* begin ITEMS *
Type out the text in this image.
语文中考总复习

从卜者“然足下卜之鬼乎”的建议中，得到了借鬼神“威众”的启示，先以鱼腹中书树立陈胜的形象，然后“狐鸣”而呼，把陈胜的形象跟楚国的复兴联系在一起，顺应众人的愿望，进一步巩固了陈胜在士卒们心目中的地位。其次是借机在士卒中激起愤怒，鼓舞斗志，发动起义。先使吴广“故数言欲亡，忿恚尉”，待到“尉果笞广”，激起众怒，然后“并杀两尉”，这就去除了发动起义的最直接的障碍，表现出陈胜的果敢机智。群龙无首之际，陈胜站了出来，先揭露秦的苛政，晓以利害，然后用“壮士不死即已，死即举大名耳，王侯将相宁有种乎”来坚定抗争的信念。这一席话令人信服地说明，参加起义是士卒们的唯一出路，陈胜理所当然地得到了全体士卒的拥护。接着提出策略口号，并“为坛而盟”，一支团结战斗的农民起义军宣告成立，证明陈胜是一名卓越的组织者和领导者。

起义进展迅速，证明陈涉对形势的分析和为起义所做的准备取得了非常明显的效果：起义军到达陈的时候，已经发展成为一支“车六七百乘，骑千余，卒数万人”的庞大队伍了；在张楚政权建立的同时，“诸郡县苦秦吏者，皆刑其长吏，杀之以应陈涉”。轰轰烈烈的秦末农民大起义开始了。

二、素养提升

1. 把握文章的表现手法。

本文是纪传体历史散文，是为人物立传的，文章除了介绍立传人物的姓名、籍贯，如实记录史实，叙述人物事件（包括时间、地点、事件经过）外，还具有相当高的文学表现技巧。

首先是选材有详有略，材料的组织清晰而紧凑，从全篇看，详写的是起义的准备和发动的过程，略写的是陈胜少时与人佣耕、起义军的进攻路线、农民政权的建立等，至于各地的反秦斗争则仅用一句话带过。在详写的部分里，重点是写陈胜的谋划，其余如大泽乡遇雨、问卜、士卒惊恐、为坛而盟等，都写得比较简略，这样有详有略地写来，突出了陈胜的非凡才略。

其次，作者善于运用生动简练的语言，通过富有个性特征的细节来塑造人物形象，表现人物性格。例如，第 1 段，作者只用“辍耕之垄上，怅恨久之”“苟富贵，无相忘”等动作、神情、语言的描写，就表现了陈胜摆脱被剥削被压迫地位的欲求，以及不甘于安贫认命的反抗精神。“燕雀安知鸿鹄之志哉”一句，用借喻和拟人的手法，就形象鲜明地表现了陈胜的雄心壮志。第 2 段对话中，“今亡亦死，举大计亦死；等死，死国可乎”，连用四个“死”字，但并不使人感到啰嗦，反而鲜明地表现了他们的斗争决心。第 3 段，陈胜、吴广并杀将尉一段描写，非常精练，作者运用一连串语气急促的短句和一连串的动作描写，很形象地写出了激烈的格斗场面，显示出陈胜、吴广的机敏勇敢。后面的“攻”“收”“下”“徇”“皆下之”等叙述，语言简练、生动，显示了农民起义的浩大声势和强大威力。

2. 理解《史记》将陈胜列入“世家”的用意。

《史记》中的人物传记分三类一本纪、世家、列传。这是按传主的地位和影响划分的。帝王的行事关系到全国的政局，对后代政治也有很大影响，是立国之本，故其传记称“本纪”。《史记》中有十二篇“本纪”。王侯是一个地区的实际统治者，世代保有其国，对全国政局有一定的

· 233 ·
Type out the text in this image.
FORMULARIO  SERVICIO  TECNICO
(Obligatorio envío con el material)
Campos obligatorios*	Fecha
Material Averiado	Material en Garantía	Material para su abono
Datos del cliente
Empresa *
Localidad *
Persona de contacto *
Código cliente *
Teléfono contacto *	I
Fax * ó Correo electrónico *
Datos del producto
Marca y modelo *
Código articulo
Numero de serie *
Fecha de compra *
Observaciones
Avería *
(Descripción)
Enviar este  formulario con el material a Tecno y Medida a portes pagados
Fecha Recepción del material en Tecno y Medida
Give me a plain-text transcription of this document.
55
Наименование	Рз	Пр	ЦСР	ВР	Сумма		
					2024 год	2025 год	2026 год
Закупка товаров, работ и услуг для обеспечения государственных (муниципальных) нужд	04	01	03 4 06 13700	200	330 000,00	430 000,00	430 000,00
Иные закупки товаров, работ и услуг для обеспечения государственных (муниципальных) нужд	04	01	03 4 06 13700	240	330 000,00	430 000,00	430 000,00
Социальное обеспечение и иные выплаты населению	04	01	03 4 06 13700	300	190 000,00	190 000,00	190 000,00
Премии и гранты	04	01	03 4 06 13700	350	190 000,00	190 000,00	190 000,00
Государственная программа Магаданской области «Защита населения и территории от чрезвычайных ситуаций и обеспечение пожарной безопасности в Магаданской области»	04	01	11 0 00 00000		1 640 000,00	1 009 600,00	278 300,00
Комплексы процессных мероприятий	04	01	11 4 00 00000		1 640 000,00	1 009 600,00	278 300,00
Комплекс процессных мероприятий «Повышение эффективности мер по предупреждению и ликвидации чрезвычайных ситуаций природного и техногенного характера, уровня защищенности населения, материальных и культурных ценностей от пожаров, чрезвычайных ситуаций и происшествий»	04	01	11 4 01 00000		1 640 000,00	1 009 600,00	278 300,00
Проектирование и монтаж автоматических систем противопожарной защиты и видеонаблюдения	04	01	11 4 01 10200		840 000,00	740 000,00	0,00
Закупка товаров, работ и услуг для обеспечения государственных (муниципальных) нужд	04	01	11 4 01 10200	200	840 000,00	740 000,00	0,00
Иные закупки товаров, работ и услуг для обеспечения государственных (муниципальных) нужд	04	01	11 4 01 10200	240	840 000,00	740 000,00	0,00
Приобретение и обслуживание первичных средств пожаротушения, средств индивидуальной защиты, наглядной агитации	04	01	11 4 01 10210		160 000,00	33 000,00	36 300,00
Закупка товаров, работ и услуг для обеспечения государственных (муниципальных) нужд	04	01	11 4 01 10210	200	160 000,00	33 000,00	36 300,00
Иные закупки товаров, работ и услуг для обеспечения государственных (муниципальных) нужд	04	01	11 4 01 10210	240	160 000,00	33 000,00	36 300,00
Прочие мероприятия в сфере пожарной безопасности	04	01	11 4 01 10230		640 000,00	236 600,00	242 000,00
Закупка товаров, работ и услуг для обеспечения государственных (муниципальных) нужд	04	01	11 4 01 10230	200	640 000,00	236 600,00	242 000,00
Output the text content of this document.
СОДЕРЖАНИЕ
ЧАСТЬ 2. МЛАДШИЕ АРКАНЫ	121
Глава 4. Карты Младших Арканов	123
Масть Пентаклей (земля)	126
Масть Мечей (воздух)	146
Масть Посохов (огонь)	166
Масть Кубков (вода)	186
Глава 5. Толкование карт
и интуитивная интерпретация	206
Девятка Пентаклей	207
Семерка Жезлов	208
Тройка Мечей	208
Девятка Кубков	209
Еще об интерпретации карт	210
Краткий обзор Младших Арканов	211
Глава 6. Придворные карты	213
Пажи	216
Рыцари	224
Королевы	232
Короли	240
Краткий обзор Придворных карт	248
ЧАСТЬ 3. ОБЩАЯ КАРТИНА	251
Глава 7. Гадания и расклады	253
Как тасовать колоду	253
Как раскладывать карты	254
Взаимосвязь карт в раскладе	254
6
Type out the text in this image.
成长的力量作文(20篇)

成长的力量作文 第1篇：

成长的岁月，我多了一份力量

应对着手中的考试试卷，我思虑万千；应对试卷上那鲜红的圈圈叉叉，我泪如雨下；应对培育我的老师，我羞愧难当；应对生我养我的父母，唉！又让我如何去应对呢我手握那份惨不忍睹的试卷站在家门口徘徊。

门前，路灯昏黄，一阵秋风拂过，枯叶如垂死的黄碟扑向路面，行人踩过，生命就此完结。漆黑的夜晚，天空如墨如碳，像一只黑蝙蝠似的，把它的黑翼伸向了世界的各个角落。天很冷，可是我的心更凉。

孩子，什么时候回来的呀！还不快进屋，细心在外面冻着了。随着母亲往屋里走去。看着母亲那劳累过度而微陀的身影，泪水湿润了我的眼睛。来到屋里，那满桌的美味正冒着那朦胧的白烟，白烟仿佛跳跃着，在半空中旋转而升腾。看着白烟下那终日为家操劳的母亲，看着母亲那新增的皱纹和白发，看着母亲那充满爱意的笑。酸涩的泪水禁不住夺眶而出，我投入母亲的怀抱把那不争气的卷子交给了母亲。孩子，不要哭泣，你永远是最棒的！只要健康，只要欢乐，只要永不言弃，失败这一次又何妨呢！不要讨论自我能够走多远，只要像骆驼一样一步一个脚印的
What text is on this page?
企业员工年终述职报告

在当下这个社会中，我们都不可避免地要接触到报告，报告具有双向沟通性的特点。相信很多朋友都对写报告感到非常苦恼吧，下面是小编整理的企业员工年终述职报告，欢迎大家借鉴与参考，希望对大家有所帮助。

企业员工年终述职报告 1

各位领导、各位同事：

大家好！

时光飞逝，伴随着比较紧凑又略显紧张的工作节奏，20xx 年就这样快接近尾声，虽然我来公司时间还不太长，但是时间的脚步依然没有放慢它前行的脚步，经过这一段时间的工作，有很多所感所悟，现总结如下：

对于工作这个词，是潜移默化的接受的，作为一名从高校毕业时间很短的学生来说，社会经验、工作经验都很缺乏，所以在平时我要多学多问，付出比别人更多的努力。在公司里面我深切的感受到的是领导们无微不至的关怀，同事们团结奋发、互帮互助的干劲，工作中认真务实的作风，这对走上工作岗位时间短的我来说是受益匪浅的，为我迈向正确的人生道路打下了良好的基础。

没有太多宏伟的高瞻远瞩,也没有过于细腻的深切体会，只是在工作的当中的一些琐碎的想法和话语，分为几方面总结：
* end ITEMS *
• **EXERCISE DETAILS**:
In the entries above, how many lines contain the word "document"? Answer with the number only.

• **FINISHED TASK**:
2